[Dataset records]

[BEGIN]

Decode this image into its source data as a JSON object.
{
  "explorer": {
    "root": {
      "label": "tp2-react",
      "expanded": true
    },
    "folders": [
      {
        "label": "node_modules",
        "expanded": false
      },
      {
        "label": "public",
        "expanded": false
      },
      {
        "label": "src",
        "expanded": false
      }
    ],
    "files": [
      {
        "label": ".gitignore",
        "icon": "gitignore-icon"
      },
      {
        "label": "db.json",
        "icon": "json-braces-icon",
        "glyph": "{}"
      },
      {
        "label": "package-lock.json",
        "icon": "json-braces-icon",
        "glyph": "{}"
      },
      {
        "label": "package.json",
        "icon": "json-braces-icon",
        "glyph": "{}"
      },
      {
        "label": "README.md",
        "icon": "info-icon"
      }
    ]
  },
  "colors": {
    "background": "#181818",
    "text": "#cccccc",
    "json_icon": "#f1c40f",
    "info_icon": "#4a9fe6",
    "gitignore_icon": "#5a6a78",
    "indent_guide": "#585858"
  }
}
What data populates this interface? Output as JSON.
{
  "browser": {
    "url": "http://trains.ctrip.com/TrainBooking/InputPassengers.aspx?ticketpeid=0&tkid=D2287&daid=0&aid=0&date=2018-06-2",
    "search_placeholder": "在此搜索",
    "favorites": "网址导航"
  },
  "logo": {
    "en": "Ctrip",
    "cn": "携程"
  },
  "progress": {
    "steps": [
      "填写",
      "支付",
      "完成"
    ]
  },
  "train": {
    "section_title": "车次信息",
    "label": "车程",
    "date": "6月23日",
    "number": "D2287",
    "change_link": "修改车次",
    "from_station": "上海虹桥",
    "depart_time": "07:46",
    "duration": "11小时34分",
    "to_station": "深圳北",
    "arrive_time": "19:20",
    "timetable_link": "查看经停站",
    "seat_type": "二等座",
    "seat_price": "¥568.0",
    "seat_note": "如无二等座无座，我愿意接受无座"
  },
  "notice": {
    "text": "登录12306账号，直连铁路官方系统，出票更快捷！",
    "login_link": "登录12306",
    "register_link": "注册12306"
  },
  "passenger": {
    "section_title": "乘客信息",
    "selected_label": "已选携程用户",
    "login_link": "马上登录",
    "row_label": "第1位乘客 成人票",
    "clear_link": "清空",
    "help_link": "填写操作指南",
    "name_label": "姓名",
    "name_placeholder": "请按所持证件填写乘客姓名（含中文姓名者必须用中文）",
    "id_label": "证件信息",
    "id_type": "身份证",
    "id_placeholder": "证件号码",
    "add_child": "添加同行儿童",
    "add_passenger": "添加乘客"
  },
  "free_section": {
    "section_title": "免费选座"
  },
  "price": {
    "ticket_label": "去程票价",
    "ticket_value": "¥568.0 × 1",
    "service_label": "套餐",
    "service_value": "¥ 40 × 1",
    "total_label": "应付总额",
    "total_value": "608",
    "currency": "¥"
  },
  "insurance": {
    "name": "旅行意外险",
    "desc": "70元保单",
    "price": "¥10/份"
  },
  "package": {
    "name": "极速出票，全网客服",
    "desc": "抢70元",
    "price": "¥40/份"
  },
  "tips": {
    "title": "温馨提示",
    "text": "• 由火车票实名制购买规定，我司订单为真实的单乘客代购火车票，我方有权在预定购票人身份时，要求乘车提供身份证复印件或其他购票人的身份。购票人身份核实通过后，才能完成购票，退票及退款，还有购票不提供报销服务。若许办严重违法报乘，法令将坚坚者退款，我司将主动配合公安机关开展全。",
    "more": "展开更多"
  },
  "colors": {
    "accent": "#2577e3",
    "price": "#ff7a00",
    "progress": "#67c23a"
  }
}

[END]

> _JOB_:
Reproduce the entries above exactly.

> _FINAL RESULT_:
Decode this image into its source data as a JSON object.
{
  "explorer": {
    "root": {
      "label": "tp2-react",
      "expanded": true
    },
    "folders": [
      {
        "label": "node_modules",
        "expanded": false
      },
      {
        "label": "public",
        "expanded": false
      },
      {
        "label": "src",
        "expanded": false
      }
    ],
    "files": [
      {
        "label": ".gitignore",
        "icon": "gitignore-icon"
      },
      {
        "label": "db.json",
        "icon": "json-braces-icon",
        "glyph": "{}"
      },
      {
        "label": "package-lock.json",
        "icon": "json-braces-icon",
        "glyph": "{}"
      },
      {
        "label": "package.json",
        "icon": "json-braces-icon",
        "glyph": "{}"
      },
      {
        "label": "README.md",
        "icon": "info-icon"
      }
    ]
  },
  "colors": {
    "background": "#181818",
    "text": "#cccccc",
    "json_icon": "#f1c40f",
    "info_icon": "#4a9fe6",
    "gitignore_icon": "#5a6a78",
    "indent_guide": "#585858"
  }
}
What data populates this interface? Output as JSON.
{
  "browser": {
    "url": "http://trains.ctrip.com/TrainBooking/InputPassengers.aspx?ticketpeid=0&tkid=D2287&daid=0&aid=0&date=2018-06-2",
    "search_placeholder": "在此搜索",
    "favorites": "网址导航"
  },
  "logo": {
    "en": "Ctrip",
    "cn": "携程"
  },
  "progress": {
    "steps": [
      "填写",
      "支付",
      "完成"
    ]
  },
  "train": {
    "section_title": "车次信息",
    "label": "车程",
    "date": "6月23日",
    "number": "D2287",
    "change_link": "修改车次",
    "from_station": "上海虹桥",
    "depart_time": "07:46",
    "duration": "11小时34分",
    "to_station": "深圳北",
    "arrive_time": "19:20",
    "timetable_link": "查看经停站",
    "seat_type": "二等座",
    "seat_price": "¥568.0",
    "seat_note": "如无二等座无座，我愿意接受无座"
  },
  "notice": {
    "text": "登录12306账号，直连铁路官方系统，出票更快捷！",
    "login_link": "登录12306",
    "register_link": "注册12306"
  },
  "passenger": {
    "section_title": "乘客信息",
    "selected_label": "已选携程用户",
    "login_link": "马上登录",
    "row_label": "第1位乘客 成人票",
    "clear_link": "清空",
    "help_link": "填写操作指南",
    "name_label": "姓名",
    "name_placeholder": "请按所持证件填写乘客姓名（含中文姓名者必须用中文）",
    "id_label": "证件信息",
    "id_type": "身份证",
    "id_placeholder": "证件号码",
    "add_child": "添加同行儿童",
    "add_passenger": "添加乘客"
  },
  "free_section": {
    "section_title": "免费选座"
  },
  "price": {
    "ticket_label": "去程票价",
    "ticket_value": "¥568.0 × 1",
    "service_label": "套餐",
    "service_value": "¥ 40 × 1",
    "total_label": "应付总额",
    "total_value": "608",
    "currency": "¥"
  },
  "insurance": {
    "name": "旅行意外险",
    "desc": "70元保单",
    "price": "¥10/份"
  },
  "package": {
    "name": "极速出票，全网客服",
    "desc": "抢70元",
    "price": "¥40/份"
  },
  "tips": {
    "title": "温馨提示",
    "text": "• 由火车票实名制购买规定，我司订单为真实的单乘客代购火车票，我方有权在预定购票人身份时，要求乘车提供身份证复印件或其他购票人的身份。购票人身份核实通过后，才能完成购票，退票及退款，还有购票不提供报销服务。若许办严重违法报乘，法令将坚坚者退款，我司将主动配合公安机关开展全。",
    "more": "展开更多"
  },
  "colors": {
    "accent": "#2577e3",
    "price": "#ff7a00",
    "progress": "#67c23a"
  }
}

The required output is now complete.